-- TASK PROMPT --
List the numbered reasons for eating with the seasons that appear in the seasonal eating guide below.

-- PASSAGE PROVIDED --
-------

A Month-by-Month Guide to Seasonal Eating

Fresh fruit and vegetables

Seasonal eating means buying and cooking fresh food that is at its best at a particular time of year. Of course, most of us would struggle to be without bananas and other foods that can’t be produced in the UK, are grateful for the vast choice we have and find it important to support Fair Trade producers. However, there are still many reasons to try and eat more seasonally when it comes to the produce we can grow over here.

After sharing these seasonal eating motivations, we list what’s in season with a rough month-by-month guide to fruit and vegetables in the UK. Remember that the seasonal periods can change slightly each year due to the weather and many local foods can be stored to be eaten later.

Reasons to Eat with the Seasons

1. Fewer food miles

Eating food that can grow naturally at a certain time of the year in the UK can help to reduce food miles. While it’s claimed that meat and dairy farming produces higher CO2 than food miles, it’s still worth looking for a local alternative where possible.

2. Best Taste and Higher nutritional value

As locally grown seasonal produce is harvested at the optimum time and eaten sooner, it’s often more nutritious.

Senior nutrition scientist for the British Nutrition Foundation, Ayela Spiro, explains that fresh fruit and vegetables “can spend weeks or even months in transit; refrigerated lorries and chiller cabinets slow down the spoiling of produce rather than preventing it.” Eating or freezing produce soon after it’s picked can help maintain nutrients and taste. However, older fruit can still be put to good use and edible food should not be wasted.

3. Support local producers

In 2012, the government reported that just 23% of the fruit and vegetables bought were produced on home soil. Of course, we can’t produce everything in the UK, but eating seasonally helps to support local producers and celebrate British ingredients, while helping more money to be invested back into the local area.

-------

-- EXTRACTED RECORDS --
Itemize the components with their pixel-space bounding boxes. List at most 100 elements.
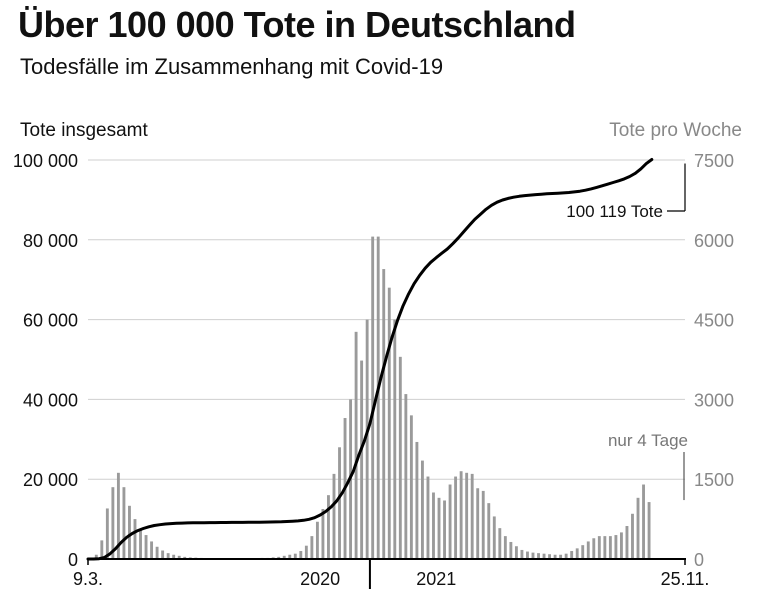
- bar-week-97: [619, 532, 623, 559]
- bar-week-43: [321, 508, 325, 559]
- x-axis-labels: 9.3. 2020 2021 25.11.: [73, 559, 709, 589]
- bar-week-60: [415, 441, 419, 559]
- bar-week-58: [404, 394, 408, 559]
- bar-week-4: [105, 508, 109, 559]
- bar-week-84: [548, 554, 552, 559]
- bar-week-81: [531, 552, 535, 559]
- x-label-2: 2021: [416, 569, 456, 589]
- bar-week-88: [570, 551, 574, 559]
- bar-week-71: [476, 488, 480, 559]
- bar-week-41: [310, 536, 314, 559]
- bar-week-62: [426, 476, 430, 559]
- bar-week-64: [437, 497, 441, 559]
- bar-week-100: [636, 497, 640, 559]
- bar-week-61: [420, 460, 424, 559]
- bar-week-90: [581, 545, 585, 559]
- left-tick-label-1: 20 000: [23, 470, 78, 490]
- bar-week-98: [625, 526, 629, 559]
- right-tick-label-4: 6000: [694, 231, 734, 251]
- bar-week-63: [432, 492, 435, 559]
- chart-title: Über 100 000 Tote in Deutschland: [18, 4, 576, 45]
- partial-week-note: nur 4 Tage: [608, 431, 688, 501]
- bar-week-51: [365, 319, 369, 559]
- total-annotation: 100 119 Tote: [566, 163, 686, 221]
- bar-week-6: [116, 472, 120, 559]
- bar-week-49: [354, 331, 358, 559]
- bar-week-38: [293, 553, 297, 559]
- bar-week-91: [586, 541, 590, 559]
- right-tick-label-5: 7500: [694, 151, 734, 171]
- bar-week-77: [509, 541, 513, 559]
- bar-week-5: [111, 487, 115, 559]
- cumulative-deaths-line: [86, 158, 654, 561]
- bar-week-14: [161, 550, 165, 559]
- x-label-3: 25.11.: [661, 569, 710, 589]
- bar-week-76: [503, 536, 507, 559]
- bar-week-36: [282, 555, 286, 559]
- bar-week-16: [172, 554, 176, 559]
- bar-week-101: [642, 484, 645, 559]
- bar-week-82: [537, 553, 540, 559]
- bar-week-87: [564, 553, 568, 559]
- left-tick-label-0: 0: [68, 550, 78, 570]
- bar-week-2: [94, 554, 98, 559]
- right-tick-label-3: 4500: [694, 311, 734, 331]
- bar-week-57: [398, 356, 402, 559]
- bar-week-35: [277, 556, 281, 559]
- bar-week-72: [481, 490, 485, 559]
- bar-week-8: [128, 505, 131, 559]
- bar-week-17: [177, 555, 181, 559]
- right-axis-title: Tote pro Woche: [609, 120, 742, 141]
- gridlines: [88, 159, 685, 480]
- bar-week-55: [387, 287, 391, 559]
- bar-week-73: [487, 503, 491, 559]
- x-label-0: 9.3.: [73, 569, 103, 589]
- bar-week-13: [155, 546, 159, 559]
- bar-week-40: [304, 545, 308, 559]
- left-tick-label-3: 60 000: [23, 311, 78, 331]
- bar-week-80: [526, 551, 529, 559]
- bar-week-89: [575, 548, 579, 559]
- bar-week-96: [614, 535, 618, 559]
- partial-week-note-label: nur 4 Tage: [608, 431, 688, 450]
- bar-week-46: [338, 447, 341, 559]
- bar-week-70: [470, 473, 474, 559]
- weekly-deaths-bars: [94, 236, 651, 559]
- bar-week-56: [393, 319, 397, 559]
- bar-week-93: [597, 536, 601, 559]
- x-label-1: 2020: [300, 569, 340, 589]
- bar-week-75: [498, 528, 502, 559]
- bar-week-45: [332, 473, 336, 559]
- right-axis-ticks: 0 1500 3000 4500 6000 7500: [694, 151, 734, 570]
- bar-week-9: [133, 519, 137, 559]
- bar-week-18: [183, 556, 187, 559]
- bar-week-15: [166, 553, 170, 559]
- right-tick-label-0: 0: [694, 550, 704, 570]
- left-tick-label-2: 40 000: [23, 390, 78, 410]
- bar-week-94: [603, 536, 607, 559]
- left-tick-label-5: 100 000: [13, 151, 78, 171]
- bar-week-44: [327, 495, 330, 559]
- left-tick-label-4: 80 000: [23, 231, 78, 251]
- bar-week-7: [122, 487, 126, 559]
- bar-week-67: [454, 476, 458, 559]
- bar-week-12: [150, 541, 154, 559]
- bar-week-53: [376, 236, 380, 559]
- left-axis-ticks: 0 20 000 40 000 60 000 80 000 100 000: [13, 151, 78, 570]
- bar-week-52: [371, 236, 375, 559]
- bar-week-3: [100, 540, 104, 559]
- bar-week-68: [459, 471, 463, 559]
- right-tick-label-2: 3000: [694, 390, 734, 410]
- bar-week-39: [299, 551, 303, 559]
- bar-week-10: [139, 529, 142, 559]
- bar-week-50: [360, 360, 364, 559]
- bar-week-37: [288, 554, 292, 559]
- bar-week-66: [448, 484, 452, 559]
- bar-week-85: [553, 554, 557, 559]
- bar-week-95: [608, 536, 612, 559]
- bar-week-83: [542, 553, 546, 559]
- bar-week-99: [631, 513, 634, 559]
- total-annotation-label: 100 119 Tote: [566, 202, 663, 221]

-------

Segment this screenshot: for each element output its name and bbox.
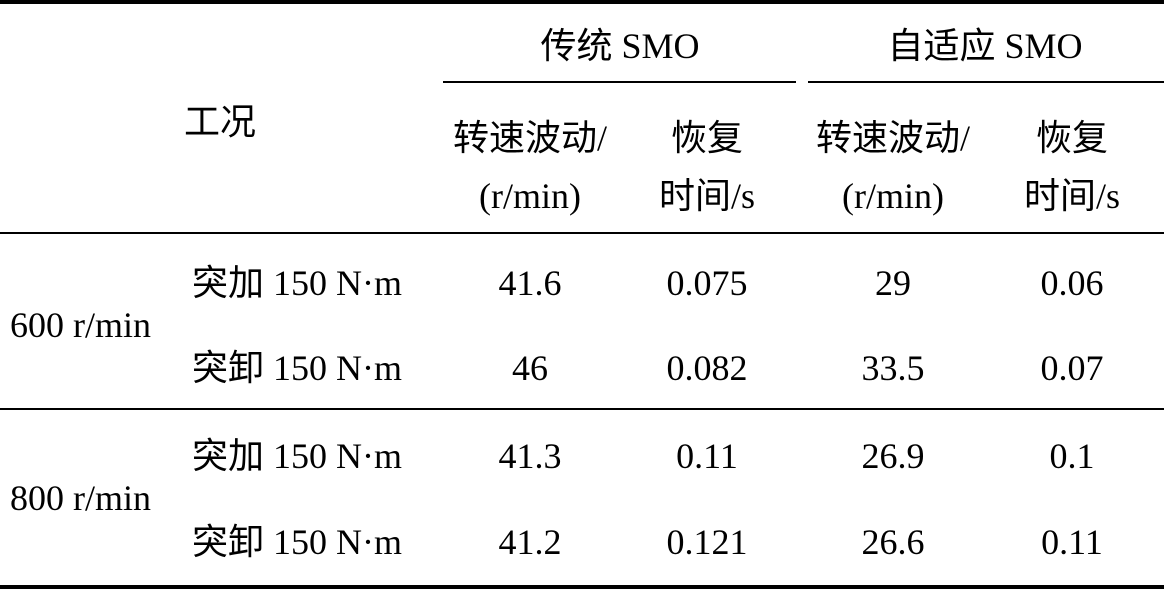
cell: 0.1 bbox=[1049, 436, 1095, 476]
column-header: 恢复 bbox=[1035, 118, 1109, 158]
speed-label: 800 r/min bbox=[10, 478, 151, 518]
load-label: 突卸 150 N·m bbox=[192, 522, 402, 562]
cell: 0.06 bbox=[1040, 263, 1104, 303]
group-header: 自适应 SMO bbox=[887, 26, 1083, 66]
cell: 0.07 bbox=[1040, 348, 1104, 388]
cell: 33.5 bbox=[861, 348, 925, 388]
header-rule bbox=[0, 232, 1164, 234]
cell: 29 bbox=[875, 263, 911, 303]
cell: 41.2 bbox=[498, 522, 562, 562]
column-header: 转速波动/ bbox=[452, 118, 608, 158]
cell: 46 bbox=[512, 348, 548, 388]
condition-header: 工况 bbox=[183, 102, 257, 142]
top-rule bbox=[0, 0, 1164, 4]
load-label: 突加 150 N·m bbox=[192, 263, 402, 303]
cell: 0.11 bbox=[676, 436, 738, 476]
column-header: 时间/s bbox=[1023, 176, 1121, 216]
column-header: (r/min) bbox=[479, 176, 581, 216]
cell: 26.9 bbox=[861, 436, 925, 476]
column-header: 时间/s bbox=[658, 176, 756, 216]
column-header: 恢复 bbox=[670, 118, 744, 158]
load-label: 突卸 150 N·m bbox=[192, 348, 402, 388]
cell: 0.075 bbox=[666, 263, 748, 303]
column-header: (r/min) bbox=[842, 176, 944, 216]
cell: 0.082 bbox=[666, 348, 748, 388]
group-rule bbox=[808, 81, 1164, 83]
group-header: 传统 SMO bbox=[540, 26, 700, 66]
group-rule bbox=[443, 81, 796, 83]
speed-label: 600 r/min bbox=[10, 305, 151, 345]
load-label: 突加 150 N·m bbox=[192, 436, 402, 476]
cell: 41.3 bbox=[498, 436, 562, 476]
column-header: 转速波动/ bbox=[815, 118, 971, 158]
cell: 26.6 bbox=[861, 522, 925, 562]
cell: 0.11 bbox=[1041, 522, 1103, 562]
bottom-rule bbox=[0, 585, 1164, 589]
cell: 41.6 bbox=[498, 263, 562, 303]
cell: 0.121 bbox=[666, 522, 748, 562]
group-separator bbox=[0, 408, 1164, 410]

-------

-- SOLUTION --
1. Fewer food miles
2. Best Taste and Higher nutritional value
3. Support local producers